▶ MATERIAL FOR THIS EXERCISE:
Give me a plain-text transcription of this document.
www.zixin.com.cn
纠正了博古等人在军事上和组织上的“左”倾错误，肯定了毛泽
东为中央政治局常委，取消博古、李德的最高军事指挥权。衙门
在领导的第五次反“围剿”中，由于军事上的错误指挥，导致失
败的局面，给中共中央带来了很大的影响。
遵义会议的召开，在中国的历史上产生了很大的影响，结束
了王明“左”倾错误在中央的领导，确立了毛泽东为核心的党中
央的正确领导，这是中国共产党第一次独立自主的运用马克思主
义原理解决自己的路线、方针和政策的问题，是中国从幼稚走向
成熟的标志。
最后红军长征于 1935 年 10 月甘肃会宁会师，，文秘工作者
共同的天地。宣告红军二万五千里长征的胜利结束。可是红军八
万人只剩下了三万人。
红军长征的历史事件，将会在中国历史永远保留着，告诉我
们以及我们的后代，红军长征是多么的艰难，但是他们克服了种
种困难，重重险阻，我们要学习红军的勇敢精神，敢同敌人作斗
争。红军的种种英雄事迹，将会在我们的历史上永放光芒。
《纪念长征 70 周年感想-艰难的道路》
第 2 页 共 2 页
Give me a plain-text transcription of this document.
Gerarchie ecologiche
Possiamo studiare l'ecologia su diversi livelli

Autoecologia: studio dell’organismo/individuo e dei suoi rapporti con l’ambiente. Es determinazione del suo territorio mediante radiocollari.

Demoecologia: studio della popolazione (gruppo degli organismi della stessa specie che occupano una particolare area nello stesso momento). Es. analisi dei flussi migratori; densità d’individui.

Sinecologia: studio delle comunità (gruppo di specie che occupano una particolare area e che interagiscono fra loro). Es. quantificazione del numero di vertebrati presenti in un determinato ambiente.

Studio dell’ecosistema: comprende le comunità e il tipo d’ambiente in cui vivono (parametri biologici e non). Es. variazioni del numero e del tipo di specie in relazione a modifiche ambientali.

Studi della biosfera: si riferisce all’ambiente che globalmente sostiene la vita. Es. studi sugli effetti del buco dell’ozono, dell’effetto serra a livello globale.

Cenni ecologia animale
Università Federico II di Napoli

▶ PROBLEM TO SOLVE:
Recopy the entries above in their entirety, exactly.

▶ FULL ANSWER:
Give me a plain-text transcription of this document.
www.zixin.com.cn
纠正了博古等人在军事上和组织上的“左”倾错误，肯定了毛泽
东为中央政治局常委，取消博古、李德的最高军事指挥权。衙门
在领导的第五次反“围剿”中，由于军事上的错误指挥，导致失
败的局面，给中共中央带来了很大的影响。
遵义会议的召开，在中国的历史上产生了很大的影响，结束
了王明“左”倾错误在中央的领导，确立了毛泽东为核心的党中
央的正确领导，这是中国共产党第一次独立自主的运用马克思主
义原理解决自己的路线、方针和政策的问题，是中国从幼稚走向
成熟的标志。
最后红军长征于 1935 年 10 月甘肃会宁会师，，文秘工作者
共同的天地。宣告红军二万五千里长征的胜利结束。可是红军八
万人只剩下了三万人。
红军长征的历史事件，将会在中国历史永远保留着，告诉我
们以及我们的后代，红军长征是多么的艰难，但是他们克服了种
种困难，重重险阻，我们要学习红军的勇敢精神，敢同敌人作斗
争。红军的种种英雄事迹，将会在我们的历史上永放光芒。
《纪念长征 70 周年感想-艰难的道路》
第 2 页 共 2 页
Give me a plain-text transcription of this document.
Gerarchie ecologiche
Possiamo studiare l'ecologia su diversi livelli

Autoecologia: studio dell’organismo/individuo e dei suoi rapporti con l’ambiente. Es determinazione del suo territorio mediante radiocollari.

Demoecologia: studio della popolazione (gruppo degli organismi della stessa specie che occupano una particolare area nello stesso momento). Es. analisi dei flussi migratori; densità d’individui.

Sinecologia: studio delle comunità (gruppo di specie che occupano una particolare area e che interagiscono fra loro). Es. quantificazione del numero di vertebrati presenti in un determinato ambiente.

Studio dell’ecosistema: comprende le comunità e il tipo d’ambiente in cui vivono (parametri biologici e non). Es. variazioni del numero e del tipo di specie in relazione a modifiche ambientali.

Studi della biosfera: si riferisce all’ambiente che globalmente sostiene la vita. Es. studi sugli effetti del buco dell’ozono, dell’effetto serra a livello globale.

Cenni ecologia animale
Università Federico II di Napoli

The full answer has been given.